» Aim of the task
Pick out the lines below that include the string "right".

» Extracted information

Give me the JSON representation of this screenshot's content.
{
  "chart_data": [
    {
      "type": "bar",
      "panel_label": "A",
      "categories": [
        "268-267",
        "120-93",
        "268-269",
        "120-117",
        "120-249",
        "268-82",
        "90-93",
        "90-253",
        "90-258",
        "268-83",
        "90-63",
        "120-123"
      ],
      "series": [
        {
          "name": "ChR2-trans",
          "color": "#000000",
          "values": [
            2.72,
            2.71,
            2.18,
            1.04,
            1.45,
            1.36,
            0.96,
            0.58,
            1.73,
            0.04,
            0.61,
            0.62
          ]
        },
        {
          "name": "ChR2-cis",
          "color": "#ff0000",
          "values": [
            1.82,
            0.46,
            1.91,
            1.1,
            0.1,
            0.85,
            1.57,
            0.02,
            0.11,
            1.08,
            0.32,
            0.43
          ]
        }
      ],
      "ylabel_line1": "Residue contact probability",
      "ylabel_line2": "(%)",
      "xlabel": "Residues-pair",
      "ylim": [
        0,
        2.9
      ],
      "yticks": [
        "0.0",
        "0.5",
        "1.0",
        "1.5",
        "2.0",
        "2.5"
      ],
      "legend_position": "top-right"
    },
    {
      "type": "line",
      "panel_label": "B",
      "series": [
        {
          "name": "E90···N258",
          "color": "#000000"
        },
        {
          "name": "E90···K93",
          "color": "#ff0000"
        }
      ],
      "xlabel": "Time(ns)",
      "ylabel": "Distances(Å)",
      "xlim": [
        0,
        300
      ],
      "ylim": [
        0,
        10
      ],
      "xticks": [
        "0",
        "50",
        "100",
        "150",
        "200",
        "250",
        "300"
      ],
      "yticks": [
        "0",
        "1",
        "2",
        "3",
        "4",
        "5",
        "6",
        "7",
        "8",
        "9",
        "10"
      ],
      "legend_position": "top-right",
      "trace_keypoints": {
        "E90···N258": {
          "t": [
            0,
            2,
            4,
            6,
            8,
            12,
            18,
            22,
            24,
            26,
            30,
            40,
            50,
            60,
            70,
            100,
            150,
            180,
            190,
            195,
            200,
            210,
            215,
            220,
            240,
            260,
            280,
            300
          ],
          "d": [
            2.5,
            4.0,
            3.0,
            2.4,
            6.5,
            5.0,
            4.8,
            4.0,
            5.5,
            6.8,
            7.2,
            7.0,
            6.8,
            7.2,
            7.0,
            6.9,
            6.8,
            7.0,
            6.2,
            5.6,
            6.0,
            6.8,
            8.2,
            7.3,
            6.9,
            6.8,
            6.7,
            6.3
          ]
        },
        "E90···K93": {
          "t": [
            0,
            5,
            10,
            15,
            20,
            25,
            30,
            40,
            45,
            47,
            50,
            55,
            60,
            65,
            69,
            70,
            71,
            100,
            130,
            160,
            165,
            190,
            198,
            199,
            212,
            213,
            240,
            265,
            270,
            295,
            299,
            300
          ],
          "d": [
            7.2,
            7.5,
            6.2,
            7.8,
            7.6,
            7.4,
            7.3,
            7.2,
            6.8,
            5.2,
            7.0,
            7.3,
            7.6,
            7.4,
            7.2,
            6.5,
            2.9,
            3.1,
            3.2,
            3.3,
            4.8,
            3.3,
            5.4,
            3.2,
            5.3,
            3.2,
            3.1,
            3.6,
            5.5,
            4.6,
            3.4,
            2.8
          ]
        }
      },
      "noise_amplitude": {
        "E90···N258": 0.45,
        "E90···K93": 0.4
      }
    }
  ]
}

» Written response
      "legend_position": "top-right"
      "legend_position": "top-right",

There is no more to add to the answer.